AIM:
Take every line where the string "Tylenol" appears and copy it.

Part of a data file:
#####

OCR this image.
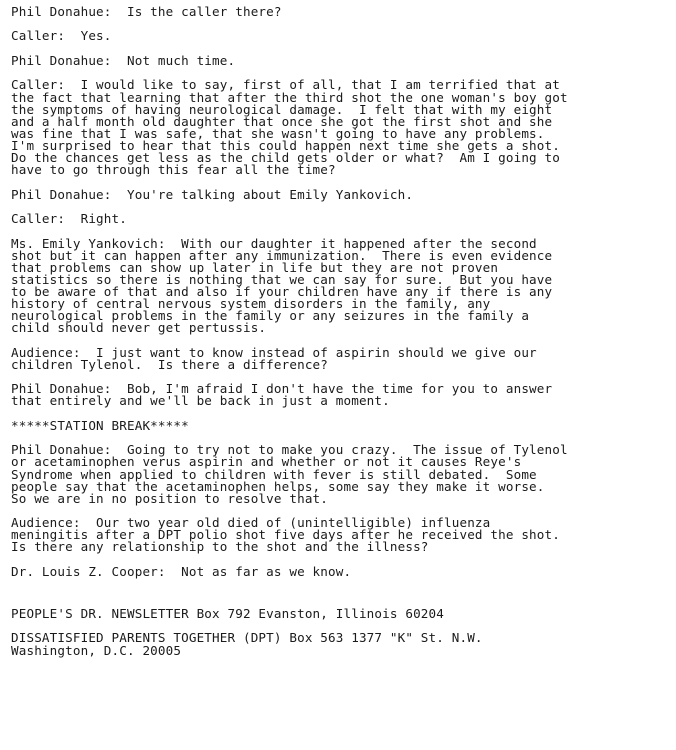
Phil Donahue:  Is the caller there?
Caller:  Yes.
Phil Donahue:  Not much time.
Caller:  I would like to say, first of all, that I am terrified that at
the fact that learning that after the third shot the one woman's boy got
the symptoms of having neurological damage.  I felt that with my eight
and a half month old daughter that once she got the first shot and she
was fine that I was safe, that she wasn't going to have any problems.
I'm surprised to hear that this could happen next time she gets a shot.
Do the chances get less as the child gets older or what?  Am I going to
have to go through this fear all the time?
Phil Donahue:  You're talking about Emily Yankovich.
Caller:  Right.
Ms. Emily Yankovich:  With our daughter it happened after the second
shot but it can happen after any immunization.  There is even evidence
that problems can show up later in life but they are not proven
statistics so there is nothing that we can say for sure.  But you have
to be aware of that and also if your children have any if there is any
history of central nervous system disorders in the family, any
neurological problems in the family or any seizures in the family a
child should never get pertussis.
Audience:  I just want to know instead of aspirin should we give our
children Tylenol.  Is there a difference?
Phil Donahue:  Bob, I'm afraid I don't have the time for you to answer
that entirely and we'll be back in just a moment.
*****STATION BREAK*****
Phil Donahue:  Going to try not to make you crazy.  The issue of Tylenol
or acetaminophen verus aspirin and whether or not it causes Reye's
Syndrome when applied to children with fever is still debated.  Some
people say that the acetaminophen helps, some say they make it worse.
So we are in no position to resolve that.
Audience:  Our two year old died of (unintelligible) influenza
meningitis after a DPT polio shot five days after he received the shot.
Is there any relationship to the shot and the illness?
Dr. Louis Z. Cooper:  Not as far as we know.
PEOPLE'S DR. NEWSLETTER Box 792 Evanston, Illinois 60204
DISSATISFIED PARENTS TOGETHER (DPT) Box 563 1377 "K" St. N.W.
Washington, D.C. 20005
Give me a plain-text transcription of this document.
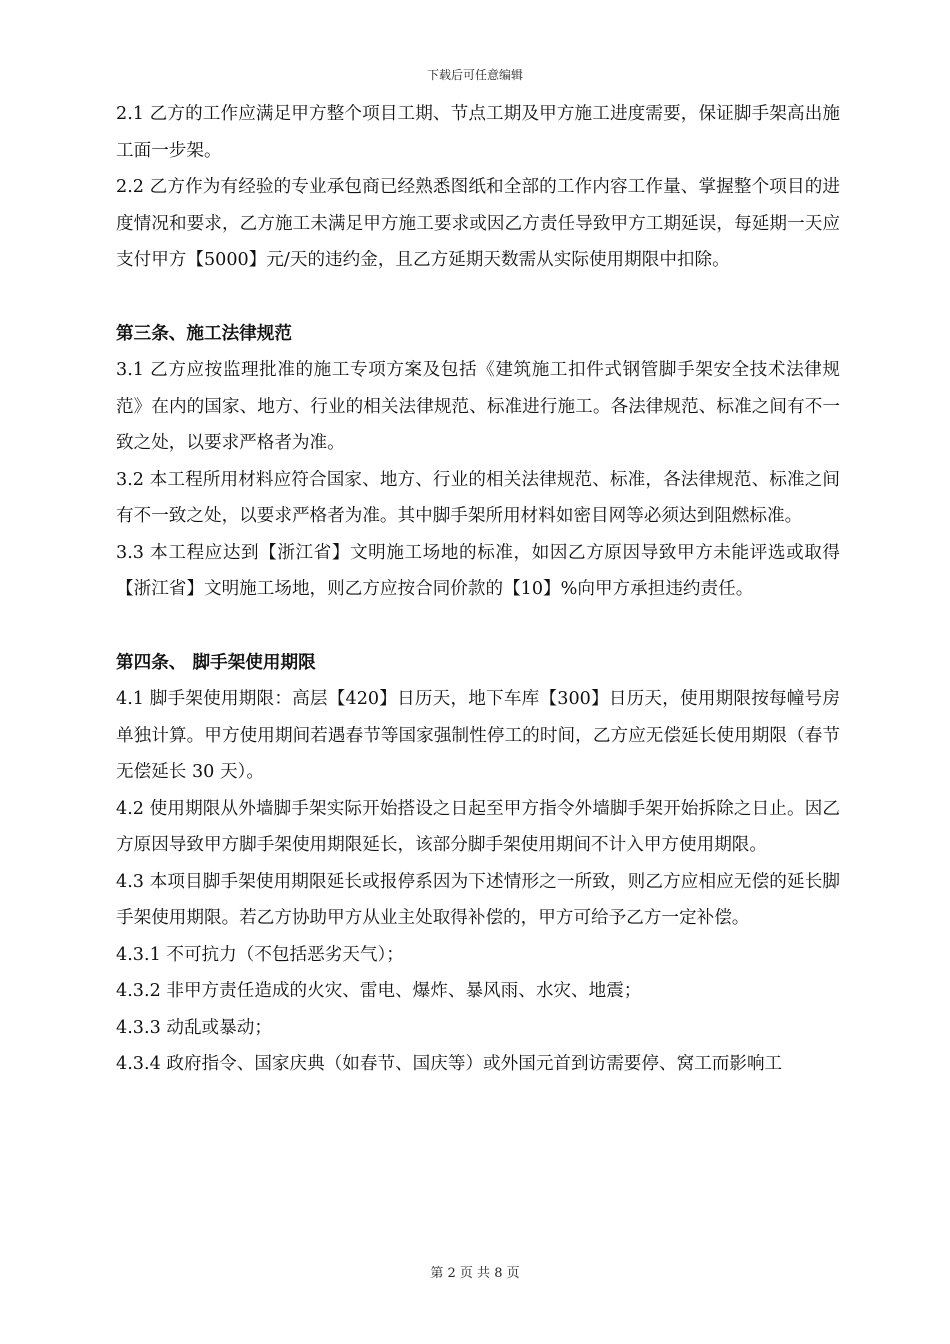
下载后可任意编辑

2.1 乙方的工作应满足甲方整个项目工期、节点工期及甲方施工进度需要，保证脚手架高出施工面一步架。

2.2 乙方作为有经验的专业承包商已经熟悉图纸和全部的工作内容工作量、掌握整个项目的进度情况和要求，乙方施工未满足甲方施工要求或因乙方责任导致甲方工期延误，每延期一天应支付甲方【5000】元/天的违约金，且乙方延期天数需从实际使用期限中扣除。

第三条、施工法律规范

3.1 乙方应按监理批准的施工专项方案及包括《建筑施工扣件式钢管脚手架安全技术法律规范》在内的国家、地方、行业的相关法律规范、标准进行施工。各法律规范、标准之间有不一致之处，以要求严格者为准。

3.2 本工程所用材料应符合国家、地方、行业的相关法律规范、标准，各法律规范、标准之间有不一致之处，以要求严格者为准。其中脚手架所用材料如密目网等必须达到阻燃标准。

3.3 本工程应达到【浙江省】文明施工场地的标准，如因乙方原因导致甲方未能评选或取得【浙江省】文明施工场地，则乙方应按合同价款的【10】%向甲方承担违约责任。

第四条、 脚手架使用期限

4.1 脚手架使用期限：高层【420】日历天，地下车库【300】日历天，使用期限按每幢号房单独计算。甲方使用期间若遇春节等国家强制性停工的时间，乙方应无偿延长使用期限（春节无偿延长 30 天）。

4.2 使用期限从外墙脚手架实际开始搭设之日起至甲方指令外墙脚手架开始拆除之日止。因乙方原因导致甲方脚手架使用期限延长，该部分脚手架使用期间不计入甲方使用期限。

4.3 本项目脚手架使用期限延长或报停系因为下述情形之一所致，则乙方应相应无偿的延长脚手架使用期限。若乙方协助甲方从业主处取得补偿的，甲方可给予乙方一定补偿。

4.3.1 不可抗力（不包括恶劣天气）；

4.3.2 非甲方责任造成的火灾、雷电、爆炸、暴风雨、水灾、地震；

4.3.3 动乱或暴动；

4.3.4 政府指令、国家庆典（如春节、国庆等）或外国元首到访需要停、窝工而影响工

第 2 页 共 8 页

#####

FULL RESPONSE:
children Tylenol.  Is there a difference?
Phil Donahue:  Going to try not to make you crazy.  The issue of Tylenol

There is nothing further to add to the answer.